:: Work to do ::
Show each line from the listing that includes the word "JSON".
-=-=-
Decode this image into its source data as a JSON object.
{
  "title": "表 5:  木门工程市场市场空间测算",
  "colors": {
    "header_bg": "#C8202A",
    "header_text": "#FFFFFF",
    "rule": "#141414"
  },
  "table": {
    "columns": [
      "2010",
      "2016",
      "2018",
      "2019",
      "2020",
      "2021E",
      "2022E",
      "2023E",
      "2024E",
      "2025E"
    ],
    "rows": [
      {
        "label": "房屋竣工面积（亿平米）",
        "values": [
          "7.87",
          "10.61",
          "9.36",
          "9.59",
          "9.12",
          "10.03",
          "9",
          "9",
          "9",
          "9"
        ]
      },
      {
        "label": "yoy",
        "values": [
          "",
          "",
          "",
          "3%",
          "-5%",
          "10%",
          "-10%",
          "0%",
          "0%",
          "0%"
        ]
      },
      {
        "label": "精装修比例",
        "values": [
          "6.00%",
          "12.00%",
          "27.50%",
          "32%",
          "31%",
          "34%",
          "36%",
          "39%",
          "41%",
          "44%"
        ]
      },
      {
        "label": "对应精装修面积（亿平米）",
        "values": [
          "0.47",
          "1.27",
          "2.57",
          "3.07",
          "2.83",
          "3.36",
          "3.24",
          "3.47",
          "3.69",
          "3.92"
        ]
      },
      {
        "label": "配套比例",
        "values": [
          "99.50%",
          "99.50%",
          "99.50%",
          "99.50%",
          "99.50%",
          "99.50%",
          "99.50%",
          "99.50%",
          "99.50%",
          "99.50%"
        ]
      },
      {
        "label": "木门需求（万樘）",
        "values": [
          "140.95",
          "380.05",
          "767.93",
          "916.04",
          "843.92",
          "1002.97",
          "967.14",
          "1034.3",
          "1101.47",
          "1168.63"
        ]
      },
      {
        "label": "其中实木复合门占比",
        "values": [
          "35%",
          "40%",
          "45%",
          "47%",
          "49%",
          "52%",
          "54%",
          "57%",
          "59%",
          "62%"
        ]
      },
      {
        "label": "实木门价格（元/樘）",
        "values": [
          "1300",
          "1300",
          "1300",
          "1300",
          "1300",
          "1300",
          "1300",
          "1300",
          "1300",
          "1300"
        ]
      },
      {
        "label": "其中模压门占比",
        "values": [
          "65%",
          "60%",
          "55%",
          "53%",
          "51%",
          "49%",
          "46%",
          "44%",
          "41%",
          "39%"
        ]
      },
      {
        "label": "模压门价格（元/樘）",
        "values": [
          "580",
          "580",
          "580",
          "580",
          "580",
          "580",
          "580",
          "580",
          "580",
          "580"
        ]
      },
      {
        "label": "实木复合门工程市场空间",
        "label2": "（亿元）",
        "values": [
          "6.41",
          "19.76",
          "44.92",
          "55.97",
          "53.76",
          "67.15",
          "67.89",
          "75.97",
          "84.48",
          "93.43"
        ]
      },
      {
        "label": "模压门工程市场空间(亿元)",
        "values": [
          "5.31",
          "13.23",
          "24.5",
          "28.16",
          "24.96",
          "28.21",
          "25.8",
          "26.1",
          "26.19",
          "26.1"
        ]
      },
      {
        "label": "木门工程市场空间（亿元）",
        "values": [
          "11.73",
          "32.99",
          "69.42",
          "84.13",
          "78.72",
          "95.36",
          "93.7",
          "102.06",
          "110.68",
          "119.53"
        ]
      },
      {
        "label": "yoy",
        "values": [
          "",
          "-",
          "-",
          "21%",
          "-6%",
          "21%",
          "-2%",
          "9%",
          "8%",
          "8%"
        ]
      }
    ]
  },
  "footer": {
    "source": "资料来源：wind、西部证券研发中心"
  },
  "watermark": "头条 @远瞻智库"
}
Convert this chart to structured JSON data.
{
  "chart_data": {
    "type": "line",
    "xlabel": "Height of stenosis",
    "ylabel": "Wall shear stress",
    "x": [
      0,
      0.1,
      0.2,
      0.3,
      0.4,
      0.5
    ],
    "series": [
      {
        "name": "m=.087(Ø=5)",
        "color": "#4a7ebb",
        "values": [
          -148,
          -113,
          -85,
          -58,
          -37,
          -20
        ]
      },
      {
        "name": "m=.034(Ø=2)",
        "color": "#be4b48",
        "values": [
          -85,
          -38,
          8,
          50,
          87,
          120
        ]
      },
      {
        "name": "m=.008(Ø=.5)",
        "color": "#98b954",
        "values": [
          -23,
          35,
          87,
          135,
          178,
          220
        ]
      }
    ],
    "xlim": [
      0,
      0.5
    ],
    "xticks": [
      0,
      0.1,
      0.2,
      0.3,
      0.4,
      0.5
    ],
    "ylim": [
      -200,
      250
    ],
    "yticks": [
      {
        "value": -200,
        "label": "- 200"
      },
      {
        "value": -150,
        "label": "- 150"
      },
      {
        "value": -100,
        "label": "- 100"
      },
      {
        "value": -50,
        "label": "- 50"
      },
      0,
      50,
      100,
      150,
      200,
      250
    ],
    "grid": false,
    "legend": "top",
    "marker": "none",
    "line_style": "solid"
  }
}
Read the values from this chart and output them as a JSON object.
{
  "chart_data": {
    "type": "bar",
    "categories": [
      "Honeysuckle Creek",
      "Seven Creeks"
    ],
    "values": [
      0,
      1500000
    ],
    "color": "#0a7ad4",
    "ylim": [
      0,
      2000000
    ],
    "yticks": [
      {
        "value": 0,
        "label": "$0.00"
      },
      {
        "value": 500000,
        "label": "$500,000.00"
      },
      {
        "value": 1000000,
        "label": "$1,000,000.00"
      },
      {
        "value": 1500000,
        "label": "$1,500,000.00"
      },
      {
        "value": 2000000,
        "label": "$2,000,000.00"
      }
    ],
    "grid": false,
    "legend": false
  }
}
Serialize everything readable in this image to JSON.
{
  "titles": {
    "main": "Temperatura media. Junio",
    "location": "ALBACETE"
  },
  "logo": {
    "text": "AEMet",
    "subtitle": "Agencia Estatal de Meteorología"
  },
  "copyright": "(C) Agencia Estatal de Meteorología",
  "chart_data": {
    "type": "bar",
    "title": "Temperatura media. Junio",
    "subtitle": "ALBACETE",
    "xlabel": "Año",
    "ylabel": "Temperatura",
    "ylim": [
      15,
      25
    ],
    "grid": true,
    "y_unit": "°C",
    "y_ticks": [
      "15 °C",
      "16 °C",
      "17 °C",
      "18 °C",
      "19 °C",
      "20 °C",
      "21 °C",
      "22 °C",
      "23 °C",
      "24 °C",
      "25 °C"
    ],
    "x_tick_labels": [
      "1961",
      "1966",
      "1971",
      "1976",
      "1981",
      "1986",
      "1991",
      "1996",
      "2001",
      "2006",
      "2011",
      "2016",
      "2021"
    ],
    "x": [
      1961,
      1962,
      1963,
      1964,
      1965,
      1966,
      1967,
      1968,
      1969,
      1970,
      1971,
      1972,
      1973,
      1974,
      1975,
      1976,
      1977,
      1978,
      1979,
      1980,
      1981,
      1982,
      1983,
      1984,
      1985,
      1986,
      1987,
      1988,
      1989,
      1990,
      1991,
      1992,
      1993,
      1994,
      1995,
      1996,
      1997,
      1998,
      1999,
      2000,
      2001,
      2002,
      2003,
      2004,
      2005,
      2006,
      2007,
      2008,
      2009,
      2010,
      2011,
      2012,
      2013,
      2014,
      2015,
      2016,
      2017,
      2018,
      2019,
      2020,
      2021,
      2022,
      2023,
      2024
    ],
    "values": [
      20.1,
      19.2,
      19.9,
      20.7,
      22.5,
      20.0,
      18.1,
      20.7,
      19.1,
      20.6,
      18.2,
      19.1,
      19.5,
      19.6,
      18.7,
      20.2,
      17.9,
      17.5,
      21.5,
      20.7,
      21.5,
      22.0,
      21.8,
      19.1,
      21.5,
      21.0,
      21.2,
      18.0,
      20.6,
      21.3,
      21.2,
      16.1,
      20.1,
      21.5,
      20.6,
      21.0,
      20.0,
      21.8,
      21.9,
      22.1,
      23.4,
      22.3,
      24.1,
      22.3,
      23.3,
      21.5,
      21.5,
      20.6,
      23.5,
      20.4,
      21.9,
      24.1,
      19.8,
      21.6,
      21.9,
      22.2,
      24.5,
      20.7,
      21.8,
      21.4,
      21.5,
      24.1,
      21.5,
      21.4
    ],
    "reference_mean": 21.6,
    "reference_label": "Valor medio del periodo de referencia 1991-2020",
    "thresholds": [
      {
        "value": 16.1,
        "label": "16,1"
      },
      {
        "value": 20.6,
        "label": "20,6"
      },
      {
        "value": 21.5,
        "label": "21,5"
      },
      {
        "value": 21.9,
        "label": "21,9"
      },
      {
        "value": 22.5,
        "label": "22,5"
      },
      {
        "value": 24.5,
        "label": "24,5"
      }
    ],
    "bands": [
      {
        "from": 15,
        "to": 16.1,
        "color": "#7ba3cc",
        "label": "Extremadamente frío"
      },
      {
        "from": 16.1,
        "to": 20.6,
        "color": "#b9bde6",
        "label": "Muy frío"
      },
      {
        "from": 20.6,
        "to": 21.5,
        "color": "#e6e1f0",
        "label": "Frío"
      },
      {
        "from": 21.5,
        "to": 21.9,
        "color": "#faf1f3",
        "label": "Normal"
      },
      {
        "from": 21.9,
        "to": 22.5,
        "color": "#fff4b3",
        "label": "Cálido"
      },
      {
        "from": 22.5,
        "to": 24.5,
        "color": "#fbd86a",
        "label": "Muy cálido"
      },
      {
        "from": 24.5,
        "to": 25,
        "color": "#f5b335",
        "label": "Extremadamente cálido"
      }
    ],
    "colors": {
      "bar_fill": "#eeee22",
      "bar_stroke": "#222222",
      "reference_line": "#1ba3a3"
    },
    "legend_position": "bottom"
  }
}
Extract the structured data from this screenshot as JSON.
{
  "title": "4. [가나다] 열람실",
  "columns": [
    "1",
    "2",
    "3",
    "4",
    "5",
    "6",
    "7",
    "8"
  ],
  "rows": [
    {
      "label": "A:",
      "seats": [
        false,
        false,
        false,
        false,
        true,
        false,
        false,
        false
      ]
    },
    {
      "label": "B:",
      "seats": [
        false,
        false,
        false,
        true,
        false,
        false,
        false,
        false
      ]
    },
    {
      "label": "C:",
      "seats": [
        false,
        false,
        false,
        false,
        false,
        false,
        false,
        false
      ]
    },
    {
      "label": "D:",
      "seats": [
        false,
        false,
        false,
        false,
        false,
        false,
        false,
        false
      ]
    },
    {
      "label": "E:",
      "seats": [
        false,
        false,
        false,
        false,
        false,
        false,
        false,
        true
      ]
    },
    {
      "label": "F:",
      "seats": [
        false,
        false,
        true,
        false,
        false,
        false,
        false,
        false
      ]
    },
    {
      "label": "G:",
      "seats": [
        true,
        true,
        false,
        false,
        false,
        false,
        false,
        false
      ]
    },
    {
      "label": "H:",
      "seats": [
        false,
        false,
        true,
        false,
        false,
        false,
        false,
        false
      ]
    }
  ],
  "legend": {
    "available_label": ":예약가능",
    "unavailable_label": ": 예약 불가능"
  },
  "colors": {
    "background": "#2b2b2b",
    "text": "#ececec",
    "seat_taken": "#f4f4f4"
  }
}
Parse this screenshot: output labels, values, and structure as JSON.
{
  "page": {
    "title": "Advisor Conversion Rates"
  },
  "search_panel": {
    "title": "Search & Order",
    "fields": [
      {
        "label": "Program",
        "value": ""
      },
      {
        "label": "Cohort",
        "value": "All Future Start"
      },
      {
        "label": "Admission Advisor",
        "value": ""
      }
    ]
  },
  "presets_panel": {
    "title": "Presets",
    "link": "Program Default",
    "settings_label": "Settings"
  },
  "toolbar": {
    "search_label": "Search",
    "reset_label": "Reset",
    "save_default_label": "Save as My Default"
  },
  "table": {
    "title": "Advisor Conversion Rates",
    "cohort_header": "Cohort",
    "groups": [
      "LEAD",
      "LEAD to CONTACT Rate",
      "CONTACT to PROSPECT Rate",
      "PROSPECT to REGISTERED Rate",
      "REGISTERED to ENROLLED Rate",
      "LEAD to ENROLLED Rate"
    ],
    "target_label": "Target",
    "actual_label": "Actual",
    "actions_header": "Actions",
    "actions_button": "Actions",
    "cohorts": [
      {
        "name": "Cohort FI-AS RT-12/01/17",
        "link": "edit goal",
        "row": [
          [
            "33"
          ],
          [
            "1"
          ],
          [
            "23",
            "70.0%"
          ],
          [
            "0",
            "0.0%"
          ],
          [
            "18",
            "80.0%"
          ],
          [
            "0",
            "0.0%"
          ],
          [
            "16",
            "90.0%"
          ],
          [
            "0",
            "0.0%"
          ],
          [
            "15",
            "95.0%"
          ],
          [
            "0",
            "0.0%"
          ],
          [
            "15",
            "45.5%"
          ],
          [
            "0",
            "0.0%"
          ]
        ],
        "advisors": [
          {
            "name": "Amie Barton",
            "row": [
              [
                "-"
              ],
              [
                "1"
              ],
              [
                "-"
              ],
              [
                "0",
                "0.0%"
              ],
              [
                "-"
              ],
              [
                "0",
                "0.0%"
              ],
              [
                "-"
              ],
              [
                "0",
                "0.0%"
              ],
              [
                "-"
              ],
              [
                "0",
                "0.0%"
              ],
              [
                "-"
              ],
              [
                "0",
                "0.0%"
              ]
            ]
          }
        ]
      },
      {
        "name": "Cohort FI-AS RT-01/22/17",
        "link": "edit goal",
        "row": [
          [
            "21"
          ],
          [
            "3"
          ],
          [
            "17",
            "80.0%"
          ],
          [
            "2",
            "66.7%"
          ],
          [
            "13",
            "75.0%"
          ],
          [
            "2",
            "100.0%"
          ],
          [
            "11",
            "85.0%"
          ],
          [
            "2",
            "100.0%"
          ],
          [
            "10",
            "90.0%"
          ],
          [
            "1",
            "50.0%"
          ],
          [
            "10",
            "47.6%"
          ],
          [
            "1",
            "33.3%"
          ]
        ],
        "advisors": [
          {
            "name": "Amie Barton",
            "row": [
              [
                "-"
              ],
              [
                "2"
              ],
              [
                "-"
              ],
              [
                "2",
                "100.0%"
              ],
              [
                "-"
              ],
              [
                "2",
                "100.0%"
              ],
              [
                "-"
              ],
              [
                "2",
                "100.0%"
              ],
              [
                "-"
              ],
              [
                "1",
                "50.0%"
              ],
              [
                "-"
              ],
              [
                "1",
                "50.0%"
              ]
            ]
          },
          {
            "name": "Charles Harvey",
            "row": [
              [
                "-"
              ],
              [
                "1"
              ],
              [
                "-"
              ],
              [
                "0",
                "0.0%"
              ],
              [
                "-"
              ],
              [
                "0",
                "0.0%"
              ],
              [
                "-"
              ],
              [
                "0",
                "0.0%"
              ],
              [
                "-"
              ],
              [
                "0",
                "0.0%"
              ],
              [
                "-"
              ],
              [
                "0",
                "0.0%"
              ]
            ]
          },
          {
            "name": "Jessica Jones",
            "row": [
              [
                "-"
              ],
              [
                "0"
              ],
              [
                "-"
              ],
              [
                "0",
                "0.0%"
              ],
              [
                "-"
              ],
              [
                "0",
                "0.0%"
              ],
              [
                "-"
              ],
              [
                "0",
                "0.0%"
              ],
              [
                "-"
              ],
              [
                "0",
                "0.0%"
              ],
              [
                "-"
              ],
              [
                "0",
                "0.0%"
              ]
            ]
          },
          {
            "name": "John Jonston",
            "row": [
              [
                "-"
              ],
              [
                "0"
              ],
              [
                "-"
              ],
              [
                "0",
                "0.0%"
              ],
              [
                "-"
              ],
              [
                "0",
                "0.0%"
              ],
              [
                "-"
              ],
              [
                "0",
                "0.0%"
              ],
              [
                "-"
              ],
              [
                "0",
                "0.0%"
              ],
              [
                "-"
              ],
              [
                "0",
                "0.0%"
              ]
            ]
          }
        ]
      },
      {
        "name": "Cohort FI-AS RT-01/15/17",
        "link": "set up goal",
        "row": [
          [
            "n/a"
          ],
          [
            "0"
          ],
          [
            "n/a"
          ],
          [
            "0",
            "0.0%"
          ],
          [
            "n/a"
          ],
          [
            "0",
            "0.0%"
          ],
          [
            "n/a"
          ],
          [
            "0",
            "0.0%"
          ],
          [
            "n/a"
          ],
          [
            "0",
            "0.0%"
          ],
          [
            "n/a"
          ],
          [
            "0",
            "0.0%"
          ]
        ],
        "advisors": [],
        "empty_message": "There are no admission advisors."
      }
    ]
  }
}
-=-=-
:: Output below ::
Decode this image into its source data as a JSON object.
Convert this chart to structured JSON data.
Read the values from this chart and output them as a JSON object.
Serialize everything readable in this image to JSON.
Extract the structured data from this screenshot as JSON.
Parse this screenshot: output labels, values, and structure as JSON.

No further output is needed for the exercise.